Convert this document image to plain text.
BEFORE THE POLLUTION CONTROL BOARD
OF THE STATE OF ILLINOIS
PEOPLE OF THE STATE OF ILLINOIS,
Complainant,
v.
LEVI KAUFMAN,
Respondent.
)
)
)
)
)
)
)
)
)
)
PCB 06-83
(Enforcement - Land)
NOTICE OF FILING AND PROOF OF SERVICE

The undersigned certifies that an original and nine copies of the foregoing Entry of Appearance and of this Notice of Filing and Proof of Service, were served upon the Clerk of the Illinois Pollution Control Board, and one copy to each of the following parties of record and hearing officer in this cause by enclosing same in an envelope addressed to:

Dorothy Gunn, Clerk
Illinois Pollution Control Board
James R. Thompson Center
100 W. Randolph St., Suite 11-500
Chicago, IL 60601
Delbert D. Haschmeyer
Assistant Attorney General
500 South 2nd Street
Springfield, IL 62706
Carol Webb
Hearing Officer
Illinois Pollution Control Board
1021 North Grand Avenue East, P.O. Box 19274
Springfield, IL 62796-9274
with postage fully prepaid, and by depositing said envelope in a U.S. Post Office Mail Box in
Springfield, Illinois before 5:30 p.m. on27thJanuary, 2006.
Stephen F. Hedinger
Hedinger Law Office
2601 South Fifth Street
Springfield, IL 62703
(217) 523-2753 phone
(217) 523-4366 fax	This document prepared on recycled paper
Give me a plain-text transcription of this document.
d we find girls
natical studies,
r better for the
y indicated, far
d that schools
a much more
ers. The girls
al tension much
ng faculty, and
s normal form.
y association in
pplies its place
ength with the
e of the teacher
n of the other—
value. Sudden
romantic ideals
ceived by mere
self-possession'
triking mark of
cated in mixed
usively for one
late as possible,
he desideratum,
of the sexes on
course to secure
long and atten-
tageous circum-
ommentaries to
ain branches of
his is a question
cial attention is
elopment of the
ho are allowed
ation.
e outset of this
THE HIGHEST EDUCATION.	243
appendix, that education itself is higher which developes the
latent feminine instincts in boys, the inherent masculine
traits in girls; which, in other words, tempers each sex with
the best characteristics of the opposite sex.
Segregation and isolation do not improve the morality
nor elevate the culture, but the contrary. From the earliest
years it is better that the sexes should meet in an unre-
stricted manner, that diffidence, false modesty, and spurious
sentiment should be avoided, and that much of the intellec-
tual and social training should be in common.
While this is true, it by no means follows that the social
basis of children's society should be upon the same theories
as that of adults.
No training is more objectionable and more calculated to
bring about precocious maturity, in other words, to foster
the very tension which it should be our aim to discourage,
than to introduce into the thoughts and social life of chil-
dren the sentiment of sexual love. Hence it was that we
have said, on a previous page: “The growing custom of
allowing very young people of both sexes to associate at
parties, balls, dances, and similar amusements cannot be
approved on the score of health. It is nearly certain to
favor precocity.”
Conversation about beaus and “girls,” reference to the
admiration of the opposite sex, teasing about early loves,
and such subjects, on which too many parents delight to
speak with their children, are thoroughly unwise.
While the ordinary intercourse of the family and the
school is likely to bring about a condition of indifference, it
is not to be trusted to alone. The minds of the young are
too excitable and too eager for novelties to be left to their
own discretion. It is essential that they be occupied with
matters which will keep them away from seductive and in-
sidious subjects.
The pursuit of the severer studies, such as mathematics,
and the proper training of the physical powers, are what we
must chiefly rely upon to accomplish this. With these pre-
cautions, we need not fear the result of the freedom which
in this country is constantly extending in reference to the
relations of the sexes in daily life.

● ● ● ● ●

- [Task] Which lines in the records above contain the string "STATE"? Copy each one.

- [Problem solution]
OF THE STATE OF ILLINOIS
PEOPLE OF THE STATE OF ILLINOIS,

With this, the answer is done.